-- begin RECORDS FOR THIS EXERCISE --
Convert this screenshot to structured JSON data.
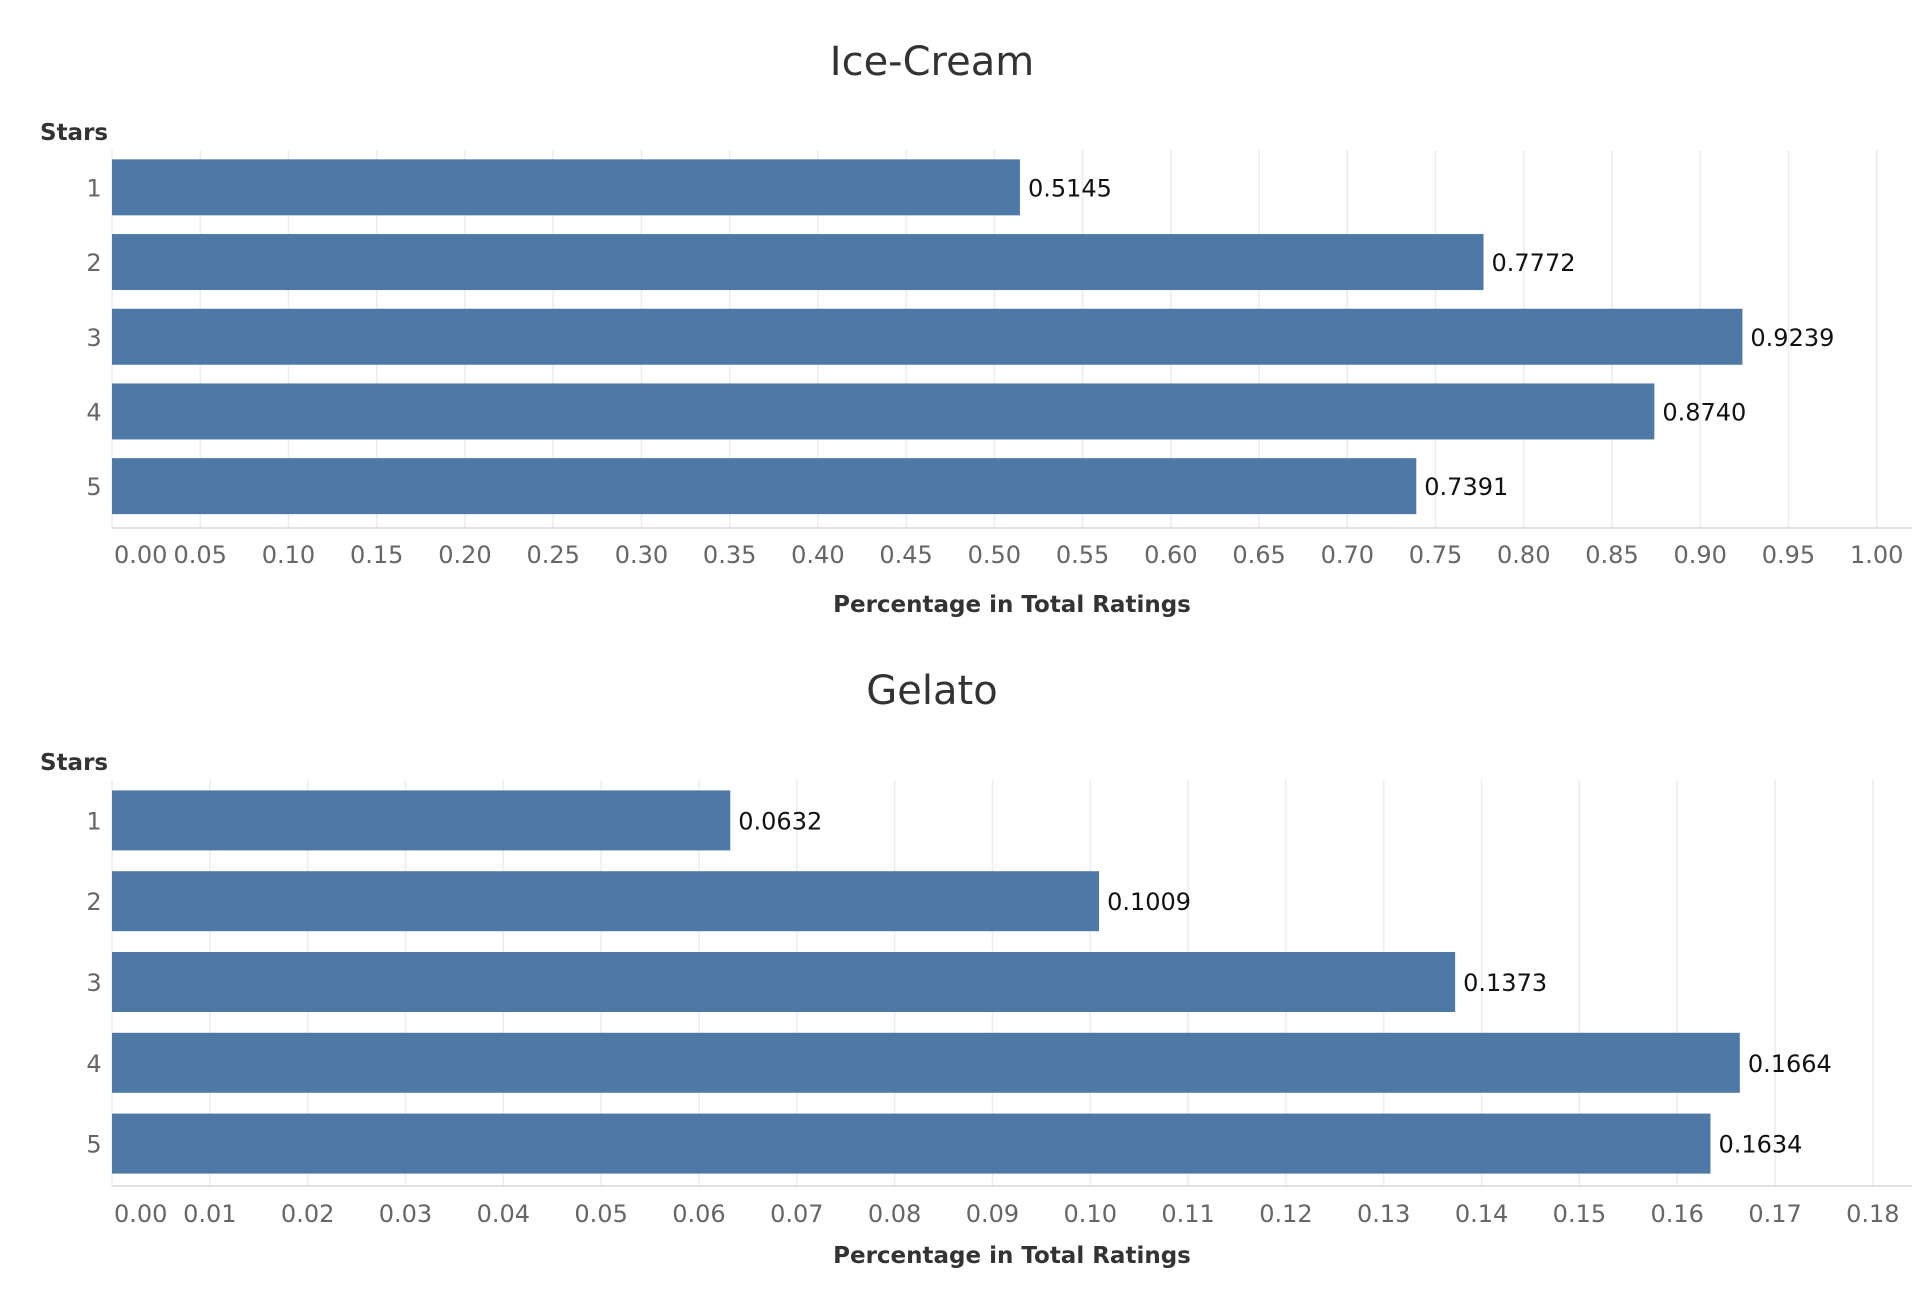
{
  "chart_data": [
    {
      "type": "bar",
      "orientation": "horizontal",
      "title": "Ice-Cream",
      "ylabel": "Stars",
      "xlabel": "Percentage in Total Ratings",
      "categories": [
        "1",
        "2",
        "3",
        "4",
        "5"
      ],
      "values": [
        0.5145,
        0.7772,
        0.9239,
        0.874,
        0.7391
      ],
      "value_labels": [
        "0.5145",
        "0.7772",
        "0.9239",
        "0.8740",
        "0.7391"
      ],
      "xlim": [
        0,
        1.02
      ],
      "xticks": [
        "0.00",
        "0.05",
        "0.10",
        "0.15",
        "0.20",
        "0.25",
        "0.30",
        "0.35",
        "0.40",
        "0.45",
        "0.50",
        "0.55",
        "0.60",
        "0.65",
        "0.70",
        "0.75",
        "0.80",
        "0.85",
        "0.90",
        "0.95",
        "1.00"
      ],
      "grid": true,
      "bar_color": "#4e79a7"
    },
    {
      "type": "bar",
      "orientation": "horizontal",
      "title": "Gelato",
      "ylabel": "Stars",
      "xlabel": "Percentage in Total Ratings",
      "categories": [
        "1",
        "2",
        "3",
        "4",
        "5"
      ],
      "values": [
        0.0632,
        0.1009,
        0.1373,
        0.1664,
        0.1634
      ],
      "value_labels": [
        "0.0632",
        "0.1009",
        "0.1373",
        "0.1664",
        "0.1634"
      ],
      "xlim": [
        0,
        0.184
      ],
      "xticks": [
        "0.00",
        "0.01",
        "0.02",
        "0.03",
        "0.04",
        "0.05",
        "0.06",
        "0.07",
        "0.08",
        "0.09",
        "0.10",
        "0.11",
        "0.12",
        "0.13",
        "0.14",
        "0.15",
        "0.16",
        "0.17",
        "0.18"
      ],
      "grid": true,
      "bar_color": "#4e79a7"
    }
  ]
}
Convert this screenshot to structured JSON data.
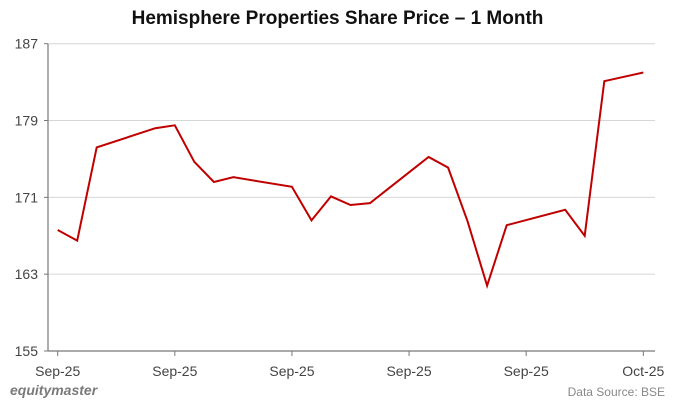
{
  "chart_data": {
    "type": "line",
    "title": "Hemisphere Properties Share Price – 1 Month",
    "xlabel": "",
    "ylabel": "",
    "ylim": [
      155,
      187
    ],
    "yticks": [
      155,
      163,
      171,
      179,
      187
    ],
    "xticks": [
      {
        "day": 0,
        "label": "Sep-25"
      },
      {
        "day": 6,
        "label": "Sep-25"
      },
      {
        "day": 12,
        "label": "Sep-25"
      },
      {
        "day": 18,
        "label": "Sep-25"
      },
      {
        "day": 24,
        "label": "Sep-25"
      },
      {
        "day": 30,
        "label": "Oct-25"
      }
    ],
    "grid": true,
    "line_color": "#c00000",
    "series": [
      {
        "points": [
          [
            0,
            167.6
          ],
          [
            1,
            166.5
          ],
          [
            2,
            176.2
          ],
          [
            5,
            178.2
          ],
          [
            6,
            178.5
          ],
          [
            7,
            174.7
          ],
          [
            8,
            172.6
          ],
          [
            9,
            173.1
          ],
          [
            12,
            172.1
          ],
          [
            13,
            168.6
          ],
          [
            14,
            171.1
          ],
          [
            15,
            170.2
          ],
          [
            16,
            170.4
          ],
          [
            19,
            175.2
          ],
          [
            20,
            174.1
          ],
          [
            21,
            168.5
          ],
          [
            22,
            161.8
          ],
          [
            23,
            168.1
          ],
          [
            26,
            169.7
          ],
          [
            27,
            167.0
          ],
          [
            28,
            183.1
          ],
          [
            30,
            184.0
          ]
        ]
      }
    ]
  },
  "footer": {
    "logo": "equitymaster",
    "source": "Data Source: BSE"
  }
}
-- end RECORDS FOR THIS EXERCISE --
__TASK DESCRIPTION__: Repeat all the data as it stands, dropping any images it holds.

__FINAL RESULT__:
Convert this screenshot to structured JSON data.
{
  "chart_data": [
    {
      "type": "bar",
      "orientation": "horizontal",
      "title": "Ice-Cream",
      "ylabel": "Stars",
      "xlabel": "Percentage in Total Ratings",
      "categories": [
        "1",
        "2",
        "3",
        "4",
        "5"
      ],
      "values": [
        0.5145,
        0.7772,
        0.9239,
        0.874,
        0.7391
      ],
      "value_labels": [
        "0.5145",
        "0.7772",
        "0.9239",
        "0.8740",
        "0.7391"
      ],
      "xlim": [
        0,
        1.02
      ],
      "xticks": [
        "0.00",
        "0.05",
        "0.10",
        "0.15",
        "0.20",
        "0.25",
        "0.30",
        "0.35",
        "0.40",
        "0.45",
        "0.50",
        "0.55",
        "0.60",
        "0.65",
        "0.70",
        "0.75",
        "0.80",
        "0.85",
        "0.90",
        "0.95",
        "1.00"
      ],
      "grid": true,
      "bar_color": "#4e79a7"
    },
    {
      "type": "bar",
      "orientation": "horizontal",
      "title": "Gelato",
      "ylabel": "Stars",
      "xlabel": "Percentage in Total Ratings",
      "categories": [
        "1",
        "2",
        "3",
        "4",
        "5"
      ],
      "values": [
        0.0632,
        0.1009,
        0.1373,
        0.1664,
        0.1634
      ],
      "value_labels": [
        "0.0632",
        "0.1009",
        "0.1373",
        "0.1664",
        "0.1634"
      ],
      "xlim": [
        0,
        0.184
      ],
      "xticks": [
        "0.00",
        "0.01",
        "0.02",
        "0.03",
        "0.04",
        "0.05",
        "0.06",
        "0.07",
        "0.08",
        "0.09",
        "0.10",
        "0.11",
        "0.12",
        "0.13",
        "0.14",
        "0.15",
        "0.16",
        "0.17",
        "0.18"
      ],
      "grid": true,
      "bar_color": "#4e79a7"
    }
  ]
}
Convert this screenshot to structured JSON data.
{
  "chart_data": {
    "type": "line",
    "title": "Hemisphere Properties Share Price – 1 Month",
    "xlabel": "",
    "ylabel": "",
    "ylim": [
      155,
      187
    ],
    "yticks": [
      155,
      163,
      171,
      179,
      187
    ],
    "xticks": [
      {
        "day": 0,
        "label": "Sep-25"
      },
      {
        "day": 6,
        "label": "Sep-25"
      },
      {
        "day": 12,
        "label": "Sep-25"
      },
      {
        "day": 18,
        "label": "Sep-25"
      },
      {
        "day": 24,
        "label": "Sep-25"
      },
      {
        "day": 30,
        "label": "Oct-25"
      }
    ],
    "grid": true,
    "line_color": "#c00000",
    "series": [
      {
        "points": [
          [
            0,
            167.6
          ],
          [
            1,
            166.5
          ],
          [
            2,
            176.2
          ],
          [
            5,
            178.2
          ],
          [
            6,
            178.5
          ],
          [
            7,
            174.7
          ],
          [
            8,
            172.6
          ],
          [
            9,
            173.1
          ],
          [
            12,
            172.1
          ],
          [
            13,
            168.6
          ],
          [
            14,
            171.1
          ],
          [
            15,
            170.2
          ],
          [
            16,
            170.4
          ],
          [
            19,
            175.2
          ],
          [
            20,
            174.1
          ],
          [
            21,
            168.5
          ],
          [
            22,
            161.8
          ],
          [
            23,
            168.1
          ],
          [
            26,
            169.7
          ],
          [
            27,
            167.0
          ],
          [
            28,
            183.1
          ],
          [
            30,
            184.0
          ]
        ]
      }
    ]
  },
  "footer": {
    "logo": "equitymaster",
    "source": "Data Source: BSE"
  }
}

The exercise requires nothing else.